**Given instruction:** Give the entries again exactly, every one of them.

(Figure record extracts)
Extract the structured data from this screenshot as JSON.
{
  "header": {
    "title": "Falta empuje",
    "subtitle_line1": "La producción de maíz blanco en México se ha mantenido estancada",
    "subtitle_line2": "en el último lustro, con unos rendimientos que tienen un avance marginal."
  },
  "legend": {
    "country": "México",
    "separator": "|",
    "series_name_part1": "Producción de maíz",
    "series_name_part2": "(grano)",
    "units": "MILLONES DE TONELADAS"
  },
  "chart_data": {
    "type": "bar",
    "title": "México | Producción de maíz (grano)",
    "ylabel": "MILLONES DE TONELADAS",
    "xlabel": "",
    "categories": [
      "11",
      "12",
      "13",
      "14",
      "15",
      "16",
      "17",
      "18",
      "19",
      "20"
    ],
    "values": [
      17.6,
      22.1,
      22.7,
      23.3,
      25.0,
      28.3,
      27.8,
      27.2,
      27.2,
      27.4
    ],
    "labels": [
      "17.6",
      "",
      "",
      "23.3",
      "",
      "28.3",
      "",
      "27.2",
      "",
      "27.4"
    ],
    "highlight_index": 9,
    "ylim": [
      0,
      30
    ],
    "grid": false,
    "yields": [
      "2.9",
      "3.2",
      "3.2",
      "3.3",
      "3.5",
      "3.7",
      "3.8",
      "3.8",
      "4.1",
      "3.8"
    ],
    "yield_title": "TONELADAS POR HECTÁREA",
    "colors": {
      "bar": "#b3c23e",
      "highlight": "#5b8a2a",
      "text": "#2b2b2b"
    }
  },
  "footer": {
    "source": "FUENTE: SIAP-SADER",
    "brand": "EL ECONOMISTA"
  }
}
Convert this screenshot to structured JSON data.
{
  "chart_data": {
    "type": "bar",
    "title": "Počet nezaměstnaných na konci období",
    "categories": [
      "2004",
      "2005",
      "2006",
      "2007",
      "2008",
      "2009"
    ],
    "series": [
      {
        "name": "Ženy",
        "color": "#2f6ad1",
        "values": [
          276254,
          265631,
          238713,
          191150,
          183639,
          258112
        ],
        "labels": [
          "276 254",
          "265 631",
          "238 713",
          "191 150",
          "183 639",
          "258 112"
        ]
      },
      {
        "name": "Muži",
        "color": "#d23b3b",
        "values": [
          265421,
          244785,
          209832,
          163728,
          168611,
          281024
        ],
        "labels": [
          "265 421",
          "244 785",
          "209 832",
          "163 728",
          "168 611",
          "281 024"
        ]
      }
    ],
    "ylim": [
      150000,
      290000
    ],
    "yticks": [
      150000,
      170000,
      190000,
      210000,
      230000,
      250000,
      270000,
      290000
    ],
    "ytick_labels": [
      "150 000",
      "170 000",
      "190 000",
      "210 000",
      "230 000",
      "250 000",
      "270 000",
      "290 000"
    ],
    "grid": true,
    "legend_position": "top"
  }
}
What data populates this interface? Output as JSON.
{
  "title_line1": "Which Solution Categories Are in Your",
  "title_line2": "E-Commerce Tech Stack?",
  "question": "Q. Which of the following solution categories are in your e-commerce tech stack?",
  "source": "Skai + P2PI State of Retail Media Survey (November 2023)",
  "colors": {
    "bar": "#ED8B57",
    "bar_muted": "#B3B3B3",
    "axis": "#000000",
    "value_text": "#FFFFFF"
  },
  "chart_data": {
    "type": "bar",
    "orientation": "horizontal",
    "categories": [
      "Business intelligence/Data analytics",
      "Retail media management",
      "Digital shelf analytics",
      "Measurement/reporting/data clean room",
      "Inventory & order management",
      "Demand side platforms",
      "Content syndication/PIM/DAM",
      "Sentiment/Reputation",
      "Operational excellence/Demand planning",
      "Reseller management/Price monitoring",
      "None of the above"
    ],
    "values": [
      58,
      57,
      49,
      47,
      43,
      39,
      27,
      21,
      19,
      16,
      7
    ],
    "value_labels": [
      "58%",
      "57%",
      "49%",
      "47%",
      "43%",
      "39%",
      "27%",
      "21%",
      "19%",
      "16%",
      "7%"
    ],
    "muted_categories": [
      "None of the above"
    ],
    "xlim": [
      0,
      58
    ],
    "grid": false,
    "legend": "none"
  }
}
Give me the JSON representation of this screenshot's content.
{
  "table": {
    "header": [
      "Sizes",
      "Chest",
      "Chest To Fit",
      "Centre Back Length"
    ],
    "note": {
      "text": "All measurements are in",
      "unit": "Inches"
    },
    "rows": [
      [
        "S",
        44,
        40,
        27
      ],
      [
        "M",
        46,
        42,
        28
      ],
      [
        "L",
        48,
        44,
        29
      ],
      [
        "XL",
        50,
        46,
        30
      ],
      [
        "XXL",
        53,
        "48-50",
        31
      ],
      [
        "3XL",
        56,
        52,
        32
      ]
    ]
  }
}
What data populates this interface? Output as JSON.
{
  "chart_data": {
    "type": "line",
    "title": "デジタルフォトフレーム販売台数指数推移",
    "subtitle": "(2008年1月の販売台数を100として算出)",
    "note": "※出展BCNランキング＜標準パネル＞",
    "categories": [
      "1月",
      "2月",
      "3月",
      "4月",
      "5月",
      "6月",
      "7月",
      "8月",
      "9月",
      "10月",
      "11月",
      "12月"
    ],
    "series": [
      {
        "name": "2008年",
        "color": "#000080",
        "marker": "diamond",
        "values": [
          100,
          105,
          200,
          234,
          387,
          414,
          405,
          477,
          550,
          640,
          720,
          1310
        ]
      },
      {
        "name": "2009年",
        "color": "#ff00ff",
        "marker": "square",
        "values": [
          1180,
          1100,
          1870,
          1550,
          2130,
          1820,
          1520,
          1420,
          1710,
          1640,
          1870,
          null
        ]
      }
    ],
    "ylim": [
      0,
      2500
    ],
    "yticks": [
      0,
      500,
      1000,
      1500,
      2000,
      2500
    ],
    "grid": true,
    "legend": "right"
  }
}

**Output:**
Extract the structured data from this screenshot as JSON.
{
  "header": {
    "title": "Falta empuje",
    "subtitle_line1": "La producción de maíz blanco en México se ha mantenido estancada",
    "subtitle_line2": "en el último lustro, con unos rendimientos que tienen un avance marginal."
  },
  "legend": {
    "country": "México",
    "separator": "|",
    "series_name_part1": "Producción de maíz",
    "series_name_part2": "(grano)",
    "units": "MILLONES DE TONELADAS"
  },
  "chart_data": {
    "type": "bar",
    "title": "México | Producción de maíz (grano)",
    "ylabel": "MILLONES DE TONELADAS",
    "xlabel": "",
    "categories": [
      "11",
      "12",
      "13",
      "14",
      "15",
      "16",
      "17",
      "18",
      "19",
      "20"
    ],
    "values": [
      17.6,
      22.1,
      22.7,
      23.3,
      25.0,
      28.3,
      27.8,
      27.2,
      27.2,
      27.4
    ],
    "labels": [
      "17.6",
      "",
      "",
      "23.3",
      "",
      "28.3",
      "",
      "27.2",
      "",
      "27.4"
    ],
    "highlight_index": 9,
    "ylim": [
      0,
      30
    ],
    "grid": false,
    "yields": [
      "2.9",
      "3.2",
      "3.2",
      "3.3",
      "3.5",
      "3.7",
      "3.8",
      "3.8",
      "4.1",
      "3.8"
    ],
    "yield_title": "TONELADAS POR HECTÁREA",
    "colors": {
      "bar": "#b3c23e",
      "highlight": "#5b8a2a",
      "text": "#2b2b2b"
    }
  },
  "footer": {
    "source": "FUENTE: SIAP-SADER",
    "brand": "EL ECONOMISTA"
  }
}
Convert this screenshot to structured JSON data.
{
  "chart_data": {
    "type": "bar",
    "title": "Počet nezaměstnaných na konci období",
    "categories": [
      "2004",
      "2005",
      "2006",
      "2007",
      "2008",
      "2009"
    ],
    "series": [
      {
        "name": "Ženy",
        "color": "#2f6ad1",
        "values": [
          276254,
          265631,
          238713,
          191150,
          183639,
          258112
        ],
        "labels": [
          "276 254",
          "265 631",
          "238 713",
          "191 150",
          "183 639",
          "258 112"
        ]
      },
      {
        "name": "Muži",
        "color": "#d23b3b",
        "values": [
          265421,
          244785,
          209832,
          163728,
          168611,
          281024
        ],
        "labels": [
          "265 421",
          "244 785",
          "209 832",
          "163 728",
          "168 611",
          "281 024"
        ]
      }
    ],
    "ylim": [
      150000,
      290000
    ],
    "yticks": [
      150000,
      170000,
      190000,
      210000,
      230000,
      250000,
      270000,
      290000
    ],
    "ytick_labels": [
      "150 000",
      "170 000",
      "190 000",
      "210 000",
      "230 000",
      "250 000",
      "270 000",
      "290 000"
    ],
    "grid": true,
    "legend_position": "top"
  }
}
What data populates this interface? Output as JSON.
{
  "title_line1": "Which Solution Categories Are in Your",
  "title_line2": "E-Commerce Tech Stack?",
  "question": "Q. Which of the following solution categories are in your e-commerce tech stack?",
  "source": "Skai + P2PI State of Retail Media Survey (November 2023)",
  "colors": {
    "bar": "#ED8B57",
    "bar_muted": "#B3B3B3",
    "axis": "#000000",
    "value_text": "#FFFFFF"
  },
  "chart_data": {
    "type": "bar",
    "orientation": "horizontal",
    "categories": [
      "Business intelligence/Data analytics",
      "Retail media management",
      "Digital shelf analytics",
      "Measurement/reporting/data clean room",
      "Inventory & order management",
      "Demand side platforms",
      "Content syndication/PIM/DAM",
      "Sentiment/Reputation",
      "Operational excellence/Demand planning",
      "Reseller management/Price monitoring",
      "None of the above"
    ],
    "values": [
      58,
      57,
      49,
      47,
      43,
      39,
      27,
      21,
      19,
      16,
      7
    ],
    "value_labels": [
      "58%",
      "57%",
      "49%",
      "47%",
      "43%",
      "39%",
      "27%",
      "21%",
      "19%",
      "16%",
      "7%"
    ],
    "muted_categories": [
      "None of the above"
    ],
    "xlim": [
      0,
      58
    ],
    "grid": false,
    "legend": "none"
  }
}
Give me the JSON representation of this screenshot's content.
{
  "table": {
    "header": [
      "Sizes",
      "Chest",
      "Chest To Fit",
      "Centre Back Length"
    ],
    "note": {
      "text": "All measurements are in",
      "unit": "Inches"
    },
    "rows": [
      [
        "S",
        44,
        40,
        27
      ],
      [
        "M",
        46,
        42,
        28
      ],
      [
        "L",
        48,
        44,
        29
      ],
      [
        "XL",
        50,
        46,
        30
      ],
      [
        "XXL",
        53,
        "48-50",
        31
      ],
      [
        "3XL",
        56,
        52,
        32
      ]
    ]
  }
}
What data populates this interface? Output as JSON.
{
  "chart_data": {
    "type": "line",
    "title": "デジタルフォトフレーム販売台数指数推移",
    "subtitle": "(2008年1月の販売台数を100として算出)",
    "note": "※出展BCNランキング＜標準パネル＞",
    "categories": [
      "1月",
      "2月",
      "3月",
      "4月",
      "5月",
      "6月",
      "7月",
      "8月",
      "9月",
      "10月",
      "11月",
      "12月"
    ],
    "series": [
      {
        "name": "2008年",
        "color": "#000080",
        "marker": "diamond",
        "values": [
          100,
          105,
          200,
          234,
          387,
          414,
          405,
          477,
          550,
          640,
          720,
          1310
        ]
      },
      {
        "name": "2009年",
        "color": "#ff00ff",
        "marker": "square",
        "values": [
          1180,
          1100,
          1870,
          1550,
          2130,
          1820,
          1520,
          1420,
          1710,
          1640,
          1870,
          null
        ]
      }
    ],
    "ylim": [
      0,
      2500
    ],
    "yticks": [
      0,
      500,
      1000,
      1500,
      2000,
      2500
    ],
    "grid": true,
    "legend": "right"
  }
}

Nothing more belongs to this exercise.